The exercise =
Images embedded in the records are excluded; print everything else exactly as given.

## Start Data lines

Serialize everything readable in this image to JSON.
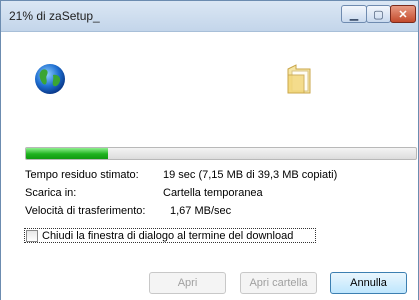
{
  "window": {
    "title": "21% di zaSetup_",
    "controls": {
      "minimize_icon": "minimize-icon",
      "maximize_icon": "maximize-icon",
      "close_icon": "close-icon"
    }
  },
  "progress": {
    "percent": 21,
    "color": "#1eb21e"
  },
  "details": {
    "time_label": "Tempo residuo stimato:",
    "time_value": "19 sec (7,15 MB di 39,3 MB copiati)",
    "download_label": "Scarica in:",
    "download_value": "Cartella temporanea",
    "speed_label": "Velocità di trasferimento:",
    "speed_value": "1,67 MB/sec"
  },
  "checkbox": {
    "label": "Chiudi la finestra di dialogo al termine del download",
    "checked": false
  },
  "buttons": {
    "open": "Apri",
    "open_folder": "Apri cartella",
    "cancel": "Annulla"
  },
  "icons": {
    "source": "globe-icon",
    "destination": "folder-icon"
  }
}
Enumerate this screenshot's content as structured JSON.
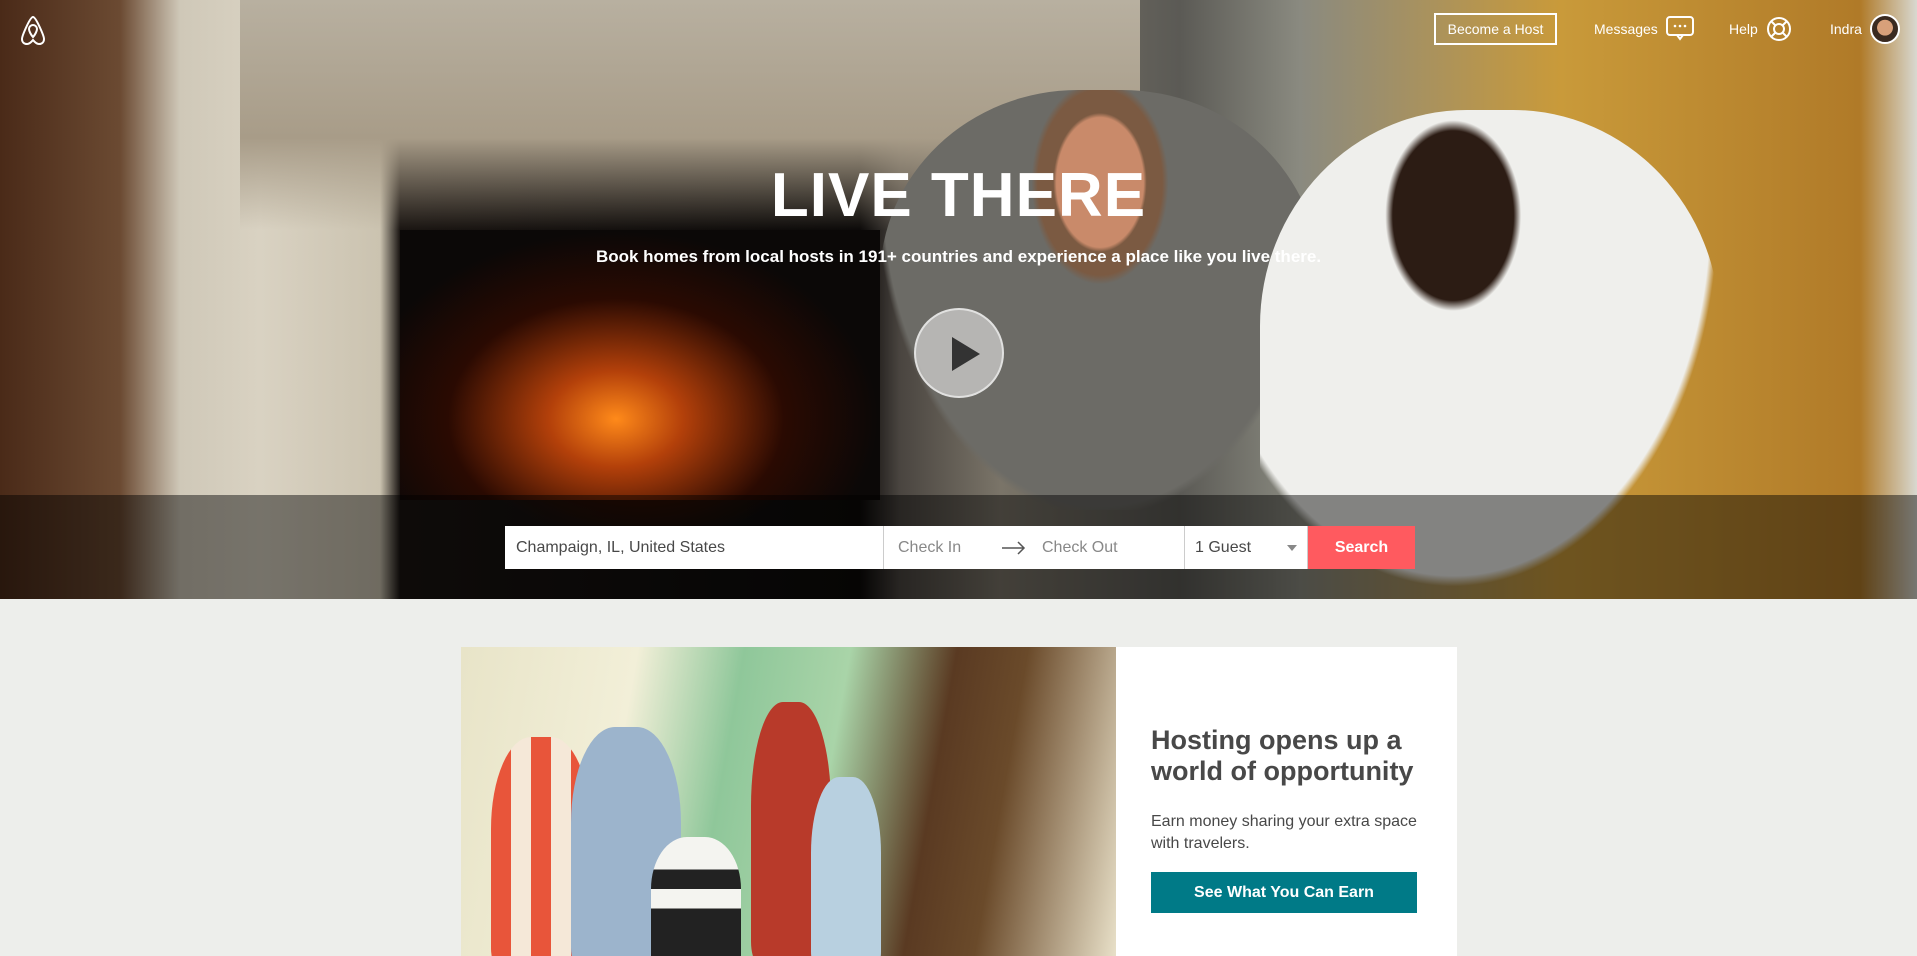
{
  "header": {
    "become_host": "Become a Host",
    "messages": "Messages",
    "help": "Help",
    "user": "Indra"
  },
  "hero": {
    "title": "LIVE THERE",
    "subtitle": "Book homes from local hosts in 191+ countries and experience a place like you live there."
  },
  "search": {
    "location": "Champaign, IL, United States",
    "check_in_placeholder": "Check In",
    "check_out_placeholder": "Check Out",
    "guests": "1 Guest",
    "button": "Search"
  },
  "hosting": {
    "heading": "Hosting opens up a world of opportunity",
    "body": "Earn money sharing your extra space with travelers.",
    "button": "See What You Can Earn"
  },
  "colors": {
    "brand": "#ff5a5f",
    "teal": "#007a87"
  }
}
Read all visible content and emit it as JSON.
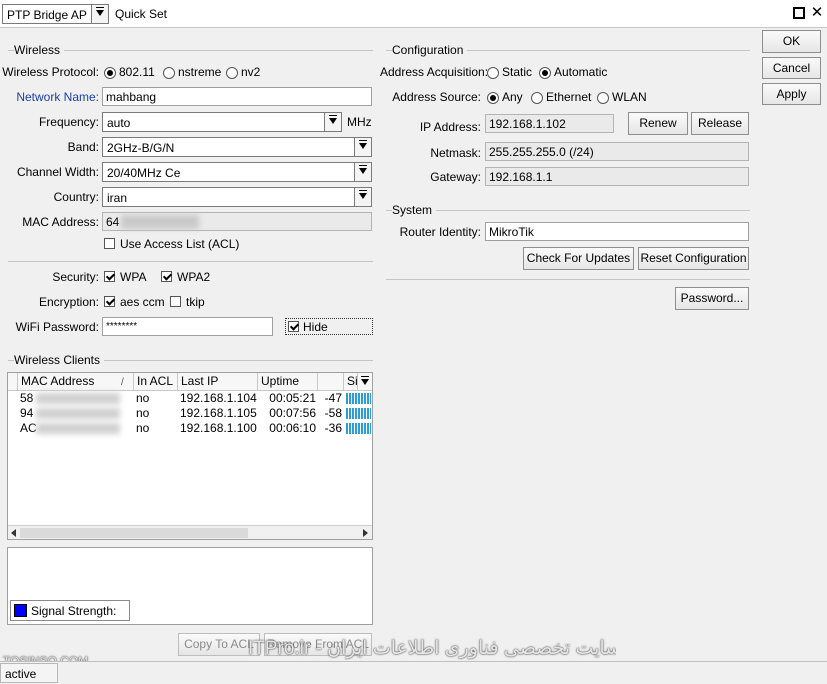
{
  "titlebar": {
    "mode_value": "PTP Bridge AP",
    "title": "Quick Set"
  },
  "dialog_buttons": {
    "ok": "OK",
    "cancel": "Cancel",
    "apply": "Apply"
  },
  "wireless": {
    "group_title": "Wireless",
    "protocol_label": "Wireless Protocol:",
    "protocol_options": [
      "802.11",
      "nstreme",
      "nv2"
    ],
    "protocol_selected": "802.11",
    "network_name_label": "Network Name:",
    "network_name_value": "mahbang",
    "frequency_label": "Frequency:",
    "frequency_value": "auto",
    "frequency_unit": "MHz",
    "band_label": "Band:",
    "band_value": "2GHz-B/G/N",
    "channel_width_label": "Channel Width:",
    "channel_width_value": "20/40MHz Ce",
    "country_label": "Country:",
    "country_value": "iran",
    "mac_label": "MAC Address:",
    "mac_value": "64",
    "use_acl_label": "Use Access List (ACL)",
    "security_label": "Security:",
    "wpa_label": "WPA",
    "wpa2_label": "WPA2",
    "encryption_label": "Encryption:",
    "aes_label": "aes ccm",
    "tkip_label": "tkip",
    "password_label": "WiFi Password:",
    "password_value": "********",
    "hide_label": "Hide"
  },
  "clients": {
    "group_title": "Wireless Clients",
    "columns": [
      "MAC Address",
      "In ACL",
      "Last IP",
      "Uptime",
      "Sig"
    ],
    "rows": [
      {
        "mac": "58",
        "acl": "no",
        "ip": "192.168.1.104",
        "uptime": "00:05:21",
        "signal": "-47",
        "strength": 0.95
      },
      {
        "mac": "94",
        "acl": "no",
        "ip": "192.168.1.105",
        "uptime": "00:07:56",
        "signal": "-58",
        "strength": 0.95
      },
      {
        "mac": "AC",
        "acl": "no",
        "ip": "192.168.1.100",
        "uptime": "00:06:10",
        "signal": "-36",
        "strength": 0.95
      }
    ],
    "legend_label": "Signal Strength:",
    "legend_color": "#0000ff",
    "copy_to_acl": "Copy To ACL",
    "remove_from_acl": "Remove From ACL"
  },
  "configuration": {
    "group_title": "Configuration",
    "acq_label": "Address Acquisition:",
    "acq_options": [
      "Static",
      "Automatic"
    ],
    "acq_selected": "Automatic",
    "source_label": "Address Source:",
    "source_options": [
      "Any",
      "Ethernet",
      "WLAN"
    ],
    "source_selected": "Any",
    "ip_label": "IP Address:",
    "ip_value": "192.168.1.102",
    "renew": "Renew",
    "release": "Release",
    "netmask_label": "Netmask:",
    "netmask_value": "255.255.255.0 (/24)",
    "gateway_label": "Gateway:",
    "gateway_value": "192.168.1.1"
  },
  "system": {
    "group_title": "System",
    "identity_label": "Router Identity:",
    "identity_value": "MikroTik",
    "check_updates": "Check For Updates",
    "reset_config": "Reset Configuration",
    "password": "Password..."
  },
  "watermarks": {
    "left": "TOSINSO.COM",
    "right": "ITPro.ir - وب سایت تخصصی فناوری اطلاعات ایران"
  },
  "status": {
    "text": "active"
  }
}
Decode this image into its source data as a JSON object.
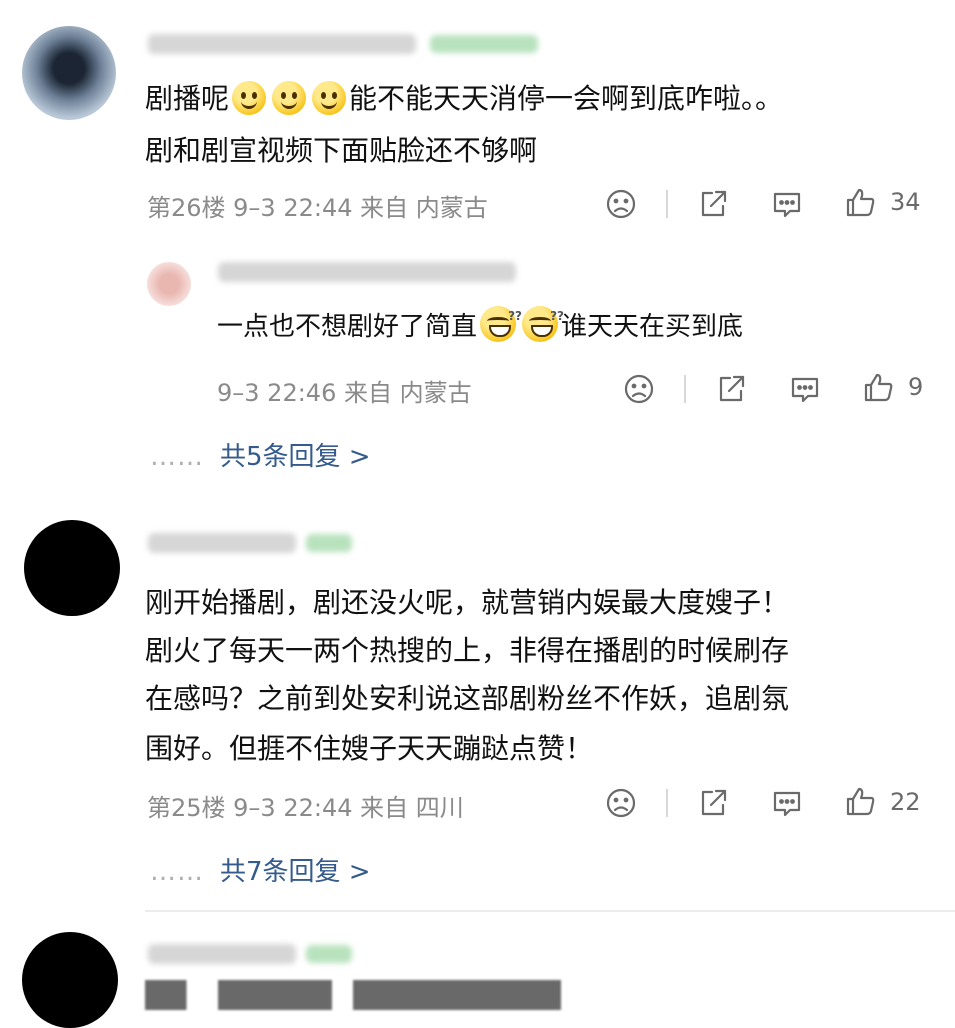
{
  "comments": [
    {
      "text_line1_before": "剧播呢",
      "text_line1_after": "能不能天天消停一会啊到底咋啦。。",
      "text_line2": "剧和剧宣视频下面贴脸还不够啊",
      "meta": "第26楼 9–3 22:44 来自 内蒙古",
      "likes": "34"
    },
    {
      "text_line1": "刚开始播剧，剧还没火呢，就营销内娱最大度嫂子！",
      "text_line2": "剧火了每天一两个热搜的上，非得在播剧的时候刷存",
      "text_line3": "在感吗？之前到处安利说这部剧粉丝不作妖，追剧氛",
      "text_line4": "围好。但捱不住嫂子天天蹦跶点赞！",
      "meta": "第25楼 9–3 22:44 来自 四川",
      "likes": "22"
    }
  ],
  "reply": {
    "text_before": "一点也不想剧好了简直",
    "text_after": "谁天天在买到底",
    "meta": "9–3 22:46 来自 内蒙古",
    "likes": "9"
  },
  "more_replies": [
    {
      "dots": "……",
      "label": "共5条回复 >"
    },
    {
      "dots": "……",
      "label": "共7条回复 >"
    }
  ],
  "icons": [
    "sad-face-icon",
    "share-icon",
    "comment-icon",
    "thumbs-up-icon"
  ]
}
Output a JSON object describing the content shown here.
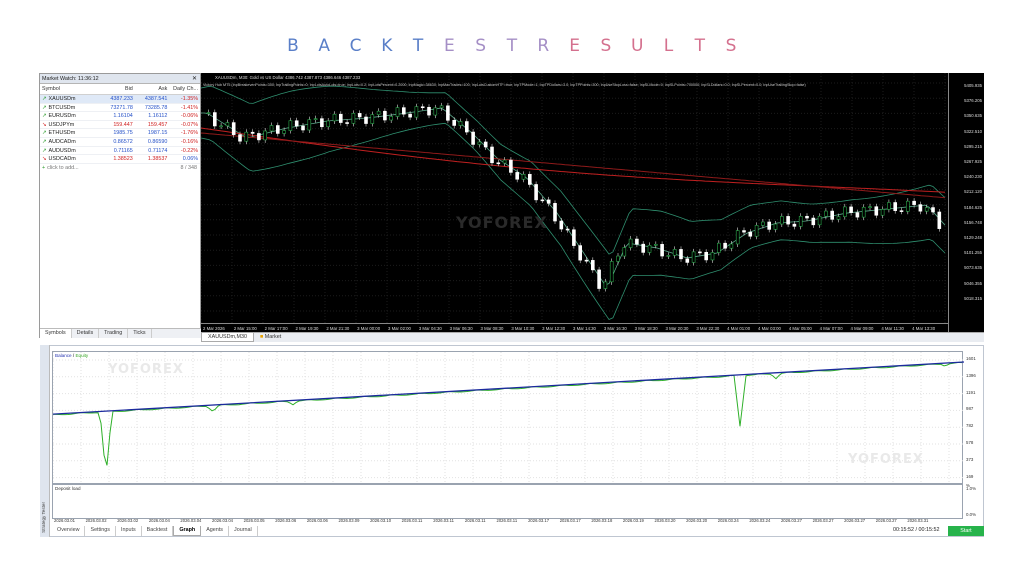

## End Data lines

Solution below =
Serialize everything readable in this image to JSON.
{
  "window": {
    "title": "21% di zaSetup_",
    "controls": {
      "minimize_icon": "minimize-icon",
      "maximize_icon": "maximize-icon",
      "close_icon": "close-icon"
    }
  },
  "progress": {
    "percent": 21,
    "color": "#1eb21e"
  },
  "details": {
    "time_label": "Tempo residuo stimato:",
    "time_value": "19 sec (7,15 MB di 39,3 MB copiati)",
    "download_label": "Scarica in:",
    "download_value": "Cartella temporanea",
    "speed_label": "Velocità di trasferimento:",
    "speed_value": "1,67 MB/sec"
  },
  "checkbox": {
    "label": "Chiudi la finestra di dialogo al termine del download",
    "checked": false
  },
  "buttons": {
    "open": "Apri",
    "open_folder": "Apri cartella",
    "cancel": "Annulla"
  },
  "icons": {
    "source": "globe-icon",
    "destination": "folder-icon"
  }
}
Enumerate this screenshot's content as structured JSON.
{
  "header": {
    "become_host": "Become a Host",
    "messages": "Messages",
    "help": "Help",
    "user": "Indra"
  },
  "hero": {
    "title": "LIVE THERE",
    "subtitle": "Book homes from local hosts in 191+ countries and experience a place like you live there."
  },
  "search": {
    "location": "Champaign, IL, United States",
    "check_in_placeholder": "Check In",
    "check_out_placeholder": "Check Out",
    "guests": "1 Guest",
    "button": "Search"
  },
  "hosting": {
    "heading": "Hosting opens up a world of opportunity",
    "body": "Earn money sharing your extra space with travelers.",
    "button": "See What You Can Earn"
  },
  "colors": {
    "brand": "#ff5a5f",
    "teal": "#007a87"
  }
}
Read all visible content and emit it as JSON.
{
  "titlebar": {
    "mode_value": "PTP Bridge AP",
    "title": "Quick Set"
  },
  "dialog_buttons": {
    "ok": "OK",
    "cancel": "Cancel",
    "apply": "Apply"
  },
  "wireless": {
    "group_title": "Wireless",
    "protocol_label": "Wireless Protocol:",
    "protocol_options": [
      "802.11",
      "nstreme",
      "nv2"
    ],
    "protocol_selected": "802.11",
    "network_name_label": "Network Name:",
    "network_name_value": "mahbang",
    "frequency_label": "Frequency:",
    "frequency_value": "auto",
    "frequency_unit": "MHz",
    "band_label": "Band:",
    "band_value": "2GHz-B/G/N",
    "channel_width_label": "Channel Width:",
    "channel_width_value": "20/40MHz Ce",
    "country_label": "Country:",
    "country_value": "iran",
    "mac_label": "MAC Address:",
    "mac_value": "64",
    "use_acl_label": "Use Access List (ACL)",
    "security_label": "Security:",
    "wpa_label": "WPA",
    "wpa2_label": "WPA2",
    "encryption_label": "Encryption:",
    "aes_label": "aes ccm",
    "tkip_label": "tkip",
    "password_label": "WiFi Password:",
    "password_value": "********",
    "hide_label": "Hide"
  },
  "clients": {
    "group_title": "Wireless Clients",
    "columns": [
      "MAC Address",
      "In ACL",
      "Last IP",
      "Uptime",
      "Sig"
    ],
    "rows": [
      {
        "mac": "58",
        "acl": "no",
        "ip": "192.168.1.104",
        "uptime": "00:05:21",
        "signal": "-47",
        "strength": 0.95
      },
      {
        "mac": "94",
        "acl": "no",
        "ip": "192.168.1.105",
        "uptime": "00:07:56",
        "signal": "-58",
        "strength": 0.95
      },
      {
        "mac": "AC",
        "acl": "no",
        "ip": "192.168.1.100",
        "uptime": "00:06:10",
        "signal": "-36",
        "strength": 0.95
      }
    ],
    "legend_label": "Signal Strength:",
    "legend_color": "#0000ff",
    "copy_to_acl": "Copy To ACL",
    "remove_from_acl": "Remove From ACL"
  },
  "configuration": {
    "group_title": "Configuration",
    "acq_label": "Address Acquisition:",
    "acq_options": [
      "Static",
      "Automatic"
    ],
    "acq_selected": "Automatic",
    "source_label": "Address Source:",
    "source_options": [
      "Any",
      "Ethernet",
      "WLAN"
    ],
    "source_selected": "Any",
    "ip_label": "IP Address:",
    "ip_value": "192.168.1.102",
    "renew": "Renew",
    "release": "Release",
    "netmask_label": "Netmask:",
    "netmask_value": "255.255.255.0 (/24)",
    "gateway_label": "Gateway:",
    "gateway_value": "192.168.1.1"
  },
  "system": {
    "group_title": "System",
    "identity_label": "Router Identity:",
    "identity_value": "MikroTik",
    "check_updates": "Check For Updates",
    "reset_config": "Reset Configuration",
    "password": "Password..."
  },
  "watermarks": {
    "left": "TOSINSO.COM",
    "right": "ITPro.ir - وب سایت تخصصی فناوری اطلاعات ایران"
  },
  "status": {
    "text": "active"
  }
}
Decode this image into its source data as a JSON object.
{
  "comments": [
    {
      "text_line1_before": "剧播呢",
      "text_line1_after": "能不能天天消停一会啊到底咋啦。。",
      "text_line2": "剧和剧宣视频下面贴脸还不够啊",
      "meta": "第26楼 9–3 22:44 来自 内蒙古",
      "likes": "34"
    },
    {
      "text_line1": "刚开始播剧，剧还没火呢，就营销内娱最大度嫂子！",
      "text_line2": "剧火了每天一两个热搜的上，非得在播剧的时候刷存",
      "text_line3": "在感吗？之前到处安利说这部剧粉丝不作妖，追剧氛",
      "text_line4": "围好。但捱不住嫂子天天蹦跶点赞！",
      "meta": "第25楼 9–3 22:44 来自 四川",
      "likes": "22"
    }
  ],
  "reply": {
    "text_before": "一点也不想剧好了简直",
    "text_after": "谁天天在买到底",
    "meta": "9–3 22:46 来自 内蒙古",
    "likes": "9"
  },
  "more_replies": [
    {
      "dots": "……",
      "label": "共5条回复 >"
    },
    {
      "dots": "……",
      "label": "共7条回复 >"
    }
  ],
  "icons": [
    "sad-face-icon",
    "share-icon",
    "comment-icon",
    "thumbs-up-icon"
  ]
}
Output a JSON object describing the content shown here.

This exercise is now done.